* [Aim of the task]: Give the number of lines that contain the string "plenty", and nothing else.
- - - - -
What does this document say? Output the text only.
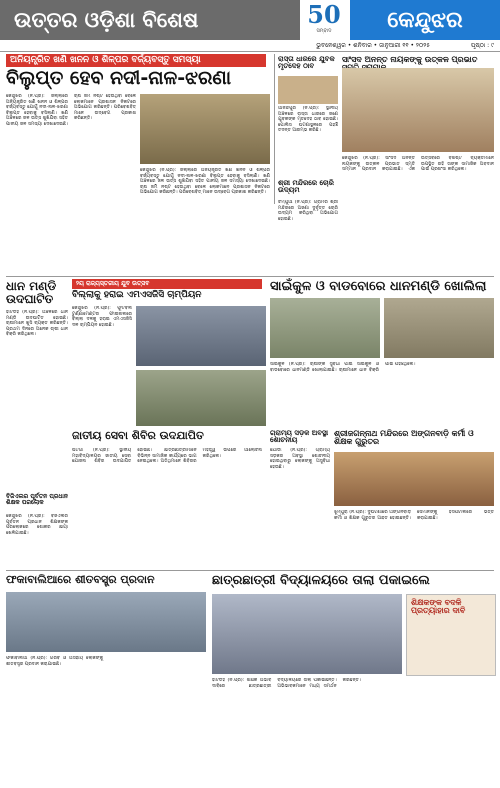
ଉତ୍ତର ଓଡ଼ିଶା ବିଶେଷ	50
ସମ୍ବାଦ	କେନ୍ଦୁଝର
ଭୁବନେଶ୍ୱର • ଶନିବାର • ଜାନୁଆରୀ ୧୧ • ୨୦୨୫	ପୃଷ୍ଠା : ୯
ଅନିୟନ୍ତ୍ରିତ ଖଣି ଖନନ ଓ ଶିଳ୍ପର ବର୍ଜ୍ୟବସ୍ତୁ ସମସ୍ୟା
ବିଲୁପ୍ତ ହେବ ନଦୀ-ନାଳ-ଝରଣା
କେନ୍ଦୁଝର (ନି.ପ୍ର): ଜିଲ୍ଲାରେ ଅନିୟନ୍ତ୍ରିତ ଖଣି ଖନନ ଓ ଶିଳ୍ପର ବର୍ଜ୍ୟବସ୍ତୁ ଯୋଗୁଁ ନଦୀ-ନାଳ-ଝରଣା ବିଲୁପ୍ତ ହେବାକୁ ବସିଲାଣି। ଖଣି ଅଞ୍ଚଳରେ ଜଳ ଉତ୍ସ ଶୁଖିଯିବା ସହିତ ପାନୀୟ ଜଳ ସମସ୍ୟା ଦେଖାଦେଇଛି। ଚାଷ ଜମି ନଷ୍ଟ ହେଉଥିବା ବେଳେ ଲୋକମାନେ ପ୍ରଶାସନ ନିକଟରେ ଅଭିଯୋଗ କରିଛନ୍ତି। ପରିବେଶବିତ୍ ମାନେ ଉଦ୍ବେଗ ପ୍ରକାଶ କରିଛନ୍ତି।
କେନ୍ଦୁଝର (ନି.ପ୍ର): ଜିଲ୍ଲାରେ ଅନିୟନ୍ତ୍ରିତ ଖଣି ଖନନ ଓ ଶିଳ୍ପର ବର୍ଜ୍ୟବସ୍ତୁ ଯୋଗୁଁ ନଦୀ-ନାଳ-ଝରଣା ବିଲୁପ୍ତ ହେବାକୁ ବସିଲାଣି। ଖଣି ଅଞ୍ଚଳରେ ଜଳ ଉତ୍ସ ଶୁଖିଯିବା ସହିତ ପାନୀୟ ଜଳ ସମସ୍ୟା ଦେଖାଦେଇଛି। ଚାଷ ଜମି ନଷ୍ଟ ହେଉଥିବା ବେଳେ ଲୋକମାନେ ପ୍ରଶାସନ ନିକଟରେ ଅଭିଯୋଗ କରିଛନ୍ତି। ପରିବେଶବିତ୍ ମାନେ ଉଦ୍ବେଗ ପ୍ରକାଶ କରିଛନ୍ତି।
ରାସ୍ତା ଧାରରେ ଯୁବକ ମୃତଦେହ ଠାବ
ଆନନ୍ଦପୁର (ନି.ପ୍ର): ସ୍ଥାନୀୟ ଅଞ୍ଚଳରେ ରାସ୍ତା ଧାରରେ ଜଣେ ଯୁବକଙ୍କ ମୃତଦେହ ଠାବ ହୋଇଛି। ପୋଲିସ ଘଟଣାସ୍ଥଳରେ ପହଞ୍ଚି ତଦନ୍ତ ଆରମ୍ଭ କରିଛି।
ଶ୍ରୀ ମନ୍ଦିରରେ ଚୋରି ଉଦ୍ୟମ
ଚମ୍ପୁଆ (ନି.ପ୍ର): ଗ୍ରାମର ଶ୍ରୀ ମନ୍ଦିରରେ ଅଜଣା ଦୁର୍ବୃତ୍ତ ଚୋରି ଉଦ୍ୟମ କରିଥିବା ଅଭିଯୋଗ ହୋଇଛି।
ସାଂସଦ ଅନନ୍ତ ନାୟକଙ୍କୁ ଉତ୍କଳ ପ୍ରଭାତ
କେନ୍ଦୁଝର (ନି.ପ୍ର): ସାଂସଦ ଅନନ୍ତ ନାୟକଙ୍କୁ ଉତ୍କଳ ପ୍ରଭାତ ସ୍ମୃତି ସମ୍ମାନ ପ୍ରଦାନ କରାଯାଇଛି। ଏକ ଉତ୍ସବରେ ବିଶିଷ୍ଟ ବ୍ୟକ୍ତିମାନେ ଉପସ୍ଥିତ ରହି ତାଙ୍କ ସାମାଜିକ ଅବଦାନ ପାଇଁ ପ୍ରଶଂସା କରିଥିଲେ।
ଧାନ ମଣ୍ଡି ଉଦଘାଟିତ
ହାଟଡିହି (ନି.ପ୍ର): ଅଞ୍ଚଳରେ ଧାନ ମଣ୍ଡି ଉଦଘାଟିତ ହୋଇଛି। ଚାଷୀମାନେ ଖୁସି ବ୍ୟକ୍ତ କରିଛନ୍ତି। ପ୍ରଥମ ଦିନରେ ଅନେକ ଚାଷୀ ଧାନ ବିକ୍ରି କରିଥିଲେ।
୨ୟ ରାଜ୍ୟସ୍ତରୀୟ ଯୁବ ଉତ୍ସବ
ବିଲ୍ଲାକୁ ହରାଇ ଏମଏସଜିସି ଚାମ୍ପିୟନ
କେନ୍ଦୁଝର (ନି.ପ୍ର): ଫୁଟବଲ ଟୁର୍ଣ୍ଣାମେଣ୍ଟର ଫାଇନାଲରେ ବିଲ୍ଲା ଦଳକୁ ହରାଇ ଏମଏସଜିସି ଦଳ ଚାମ୍ପିୟନ ହୋଇଛି।
ସାଇଁକୁଳ ଓ ବାଡବୋରେ ଧାନମଣ୍ଡି ଖୋଲିଲା
ସାଇଁକୁଳ (ନି.ପ୍ର): ଚାଷୀଙ୍କ ସୁବିଧା ପାଇଁ ସାଇଁକୁଳ ଓ ବାଡବୋରେ ଧାନମଣ୍ଡି ଖୋଲାଯାଇଛି। ଚାଷୀମାନେ ଧାନ ବିକ୍ରି ପାଇଁ ପହଞ୍ଚିଥିଲେ।
ଜାତୀୟ ସେବା ଶିବିର ଉଦଯାପିତ
ଘଟଗାଁ (ନି.ପ୍ର): ସ୍ଥାନୀୟ ମହାବିଦ୍ୟାଳୟର ଜାତୀୟ ସେବା ଯୋଜନା ଶିବିର ଉଦଯାପିତ ହୋଇଛି। ଛାତ୍ରଛାତ୍ରୀମାନେ ବିଭିନ୍ନ ସାମାଜିକ କାର୍ଯ୍ୟରେ ଭାଗ ନେଇଥିଲେ। ଅତିଥିମାନେ ଶିବିରର ମହତ୍ତ୍ୱ ଉପରେ ଆଲୋଚନା କରିଥିଲେ।
ଗ୍ରାମ୍ୟ ସଡ଼କ ଅବସ୍ଥା ଶୋଚନୀୟ
ଯୋଡା (ନି.ପ୍ର): ଗ୍ରାମ୍ୟ ସଡ଼କର ଅବସ୍ଥା ଶୋଚନୀୟ ହୋଇଥିବାରୁ ଲୋକଙ୍କୁ ଅସୁବିଧା ହେଉଛି।
ଶ୍ରୀଜଗନ୍ନାଥ ମନ୍ଦିରରେ ଅଙ୍ଗନବାଡ଼ି କର୍ମୀ ଓ ଶିକ୍ଷକ ଗୁରୁତର
ଝୁମ୍ପୁରା (ନି.ପ୍ର): ଦୁର୍ଘଟଣାରେ ଅଙ୍ଗନବାଡ଼ି କର୍ମୀ ଓ ଶିକ୍ଷକ ଗୁରୁତର ଆହତ ହୋଇଛନ୍ତି। ସେମାନଙ୍କୁ ହସପିଟାଲରେ ଭର୍ତ୍ତି କରାଯାଇଛି।
ବିଜିଏଲର ପୂର୍ବତନ ପ୍ରଧାନ ଶିକ୍ଷକ ପରଲୋକ
କେନ୍ଦୁଝର (ନି.ପ୍ର): ବିଜିଏଲର ପୂର୍ବତନ ପ୍ରଧାନ ଶିକ୍ଷକଙ୍କ ପରଲୋକରେ ଶୋକର ଛାୟା ଖେଳିଯାଇଛି।
ଫକାବାଲିଆରେ ଶୀତବସ୍ତ୍ର ପ୍ରଦାନ
ଫକାବାଲିଆ (ନି.ପ୍ର): ଗରିବ ଓ ଅସହାୟ ଲୋକଙ୍କୁ ଶୀତବସ୍ତ୍ର ପ୍ରଦାନ କରାଯାଇଛି।
ଛାତ୍ରଛାତ୍ରୀ ବିଦ୍ୟାଳୟରେ ତାଲା ପକାଇଲେ
ହାଟଡିହି (ନି.ପ୍ର): ଶିକ୍ଷକ ଅଭାବ ଦାବିରେ ଛାତ୍ରଛାତ୍ରୀ ବିଦ୍ୟାଳୟରେ ତାଲା ପକାଇଛନ୍ତି। ଅଭିଭାବକମାନେ ମଧ୍ୟ ସମର୍ଥନ କରିଛନ୍ତି।
ଶିକ୍ଷକଙ୍କ ବଦଳି ପ୍ରତ୍ୟାହାର ଦାବି
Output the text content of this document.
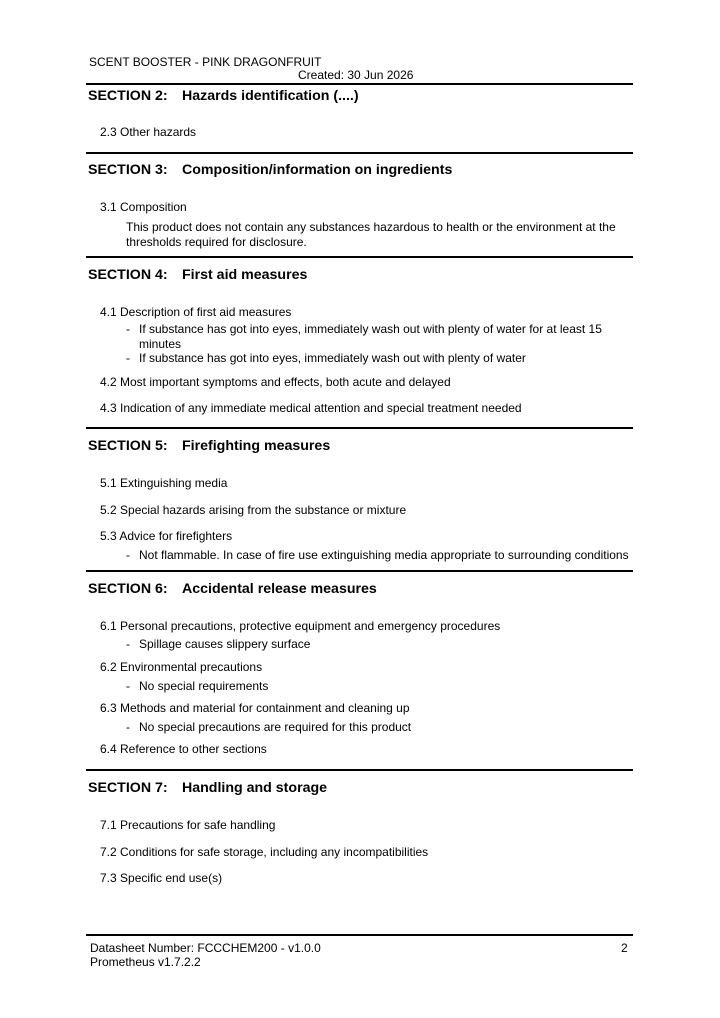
SCENT BOOSTER - PINK DRAGONFRUIT
Created: 30 Jun 2026
SECTION 2: Hazards identification (....)
2.3 Other hazards
SECTION 3: Composition/information on ingredients
3.1 Composition
This product does not contain any substances hazardous to health or the environment at the thresholds required for disclosure.
SECTION 4: First aid measures
4.1 Description of first aid measures
- If substance has got into eyes, immediately wash out with plenty of water for at least 15 minutes
- If substance has got into eyes, immediately wash out with plenty of water
4.2 Most important symptoms and effects, both acute and delayed
4.3 Indication of any immediate medical attention and special treatment needed
SECTION 5: Firefighting measures
5.1 Extinguishing media
5.2 Special hazards arising from the substance or mixture
5.3 Advice for firefighters
- Not flammable. In case of fire use extinguishing media appropriate to surrounding conditions
SECTION 6: Accidental release measures
6.1 Personal precautions, protective equipment and emergency procedures
- Spillage causes slippery surface
6.2 Environmental precautions
- No special requirements
6.3 Methods and material for containment and cleaning up
- No special precautions are required for this product
6.4 Reference to other sections
SECTION 7: Handling and storage
7.1 Precautions for safe handling
7.2 Conditions for safe storage, including any incompatibilities
7.3 Specific end use(s)
Datasheet Number: FCCCHEM200 - v1.0.0
Prometheus v1.7.2.2
2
- - - - -
* [Result of the exercise]: 2